[Dataset entries]
★ ★ ★ ★ ★

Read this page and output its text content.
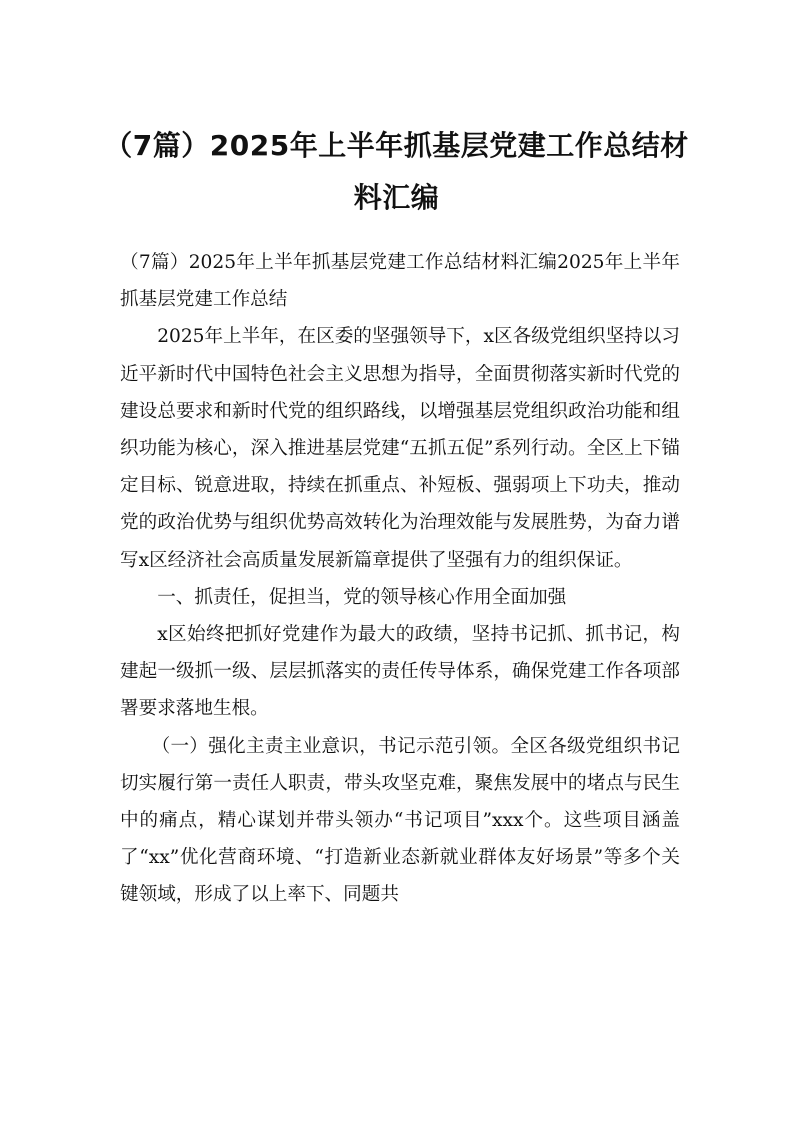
（7篇）2025年上半年抓基层党建工作总结材料汇编

（7篇）2025年上半年抓基层党建工作总结材料汇编2025年上半年抓基层党建工作总结

2025年上半年，在区委的坚强领导下，x区各级党组织坚持以习近平新时代中国特色社会主义思想为指导，全面贯彻落实新时代党的建设总要求和新时代党的组织路线，以增强基层党组织政治功能和组织功能为核心，深入推进基层党建“五抓五促”系列行动。全区上下锚定目标、锐意进取，持续在抓重点、补短板、强弱项上下功夫，推动党的政治优势与组织优势高效转化为治理效能与发展胜势，为奋力谱写x区经济社会高质量发展新篇章提供了坚强有力的组织保证。

一、抓责任，促担当，党的领导核心作用全面加强

x区始终把抓好党建作为最大的政绩，坚持书记抓、抓书记，构建起一级抓一级、层层抓落实的责任传导体系，确保党建工作各项部署要求落地生根。

（一）强化主责主业意识，书记示范引领。全区各级党组织书记切实履行第一责任人职责，带头攻坚克难，聚焦发展中的堵点与民生中的痛点，精心谋划并带头领办“书记项目”xxx个。这些项目涵盖了“xx”优化营商环境、“打造新业态新就业群体友好场景”等多个关键领域，形成了以上率下、同题共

★ ★ ★ ★ ★

● Required task: Copy all the lines of data exactly as they appear, dropping any images.

● Output:
Read this page and output its text content.
（7篇）2025年上半年抓基层党建工作总结材料汇编

（7篇）2025年上半年抓基层党建工作总结材料汇编2025年上半年抓基层党建工作总结

2025年上半年，在区委的坚强领导下，x区各级党组织坚持以习近平新时代中国特色社会主义思想为指导，全面贯彻落实新时代党的建设总要求和新时代党的组织路线，以增强基层党组织政治功能和组织功能为核心，深入推进基层党建“五抓五促”系列行动。全区上下锚定目标、锐意进取，持续在抓重点、补短板、强弱项上下功夫，推动党的政治优势与组织优势高效转化为治理效能与发展胜势，为奋力谱写x区经济社会高质量发展新篇章提供了坚强有力的组织保证。

一、抓责任，促担当，党的领导核心作用全面加强

x区始终把抓好党建作为最大的政绩，坚持书记抓、抓书记，构建起一级抓一级、层层抓落实的责任传导体系，确保党建工作各项部署要求落地生根。

（一）强化主责主业意识，书记示范引领。全区各级党组织书记切实履行第一责任人职责，带头攻坚克难，聚焦发展中的堵点与民生中的痛点，精心谋划并带头领办“书记项目”xxx个。这些项目涵盖了“xx”优化营商环境、“打造新业态新就业群体友好场景”等多个关键领域，形成了以上率下、同题共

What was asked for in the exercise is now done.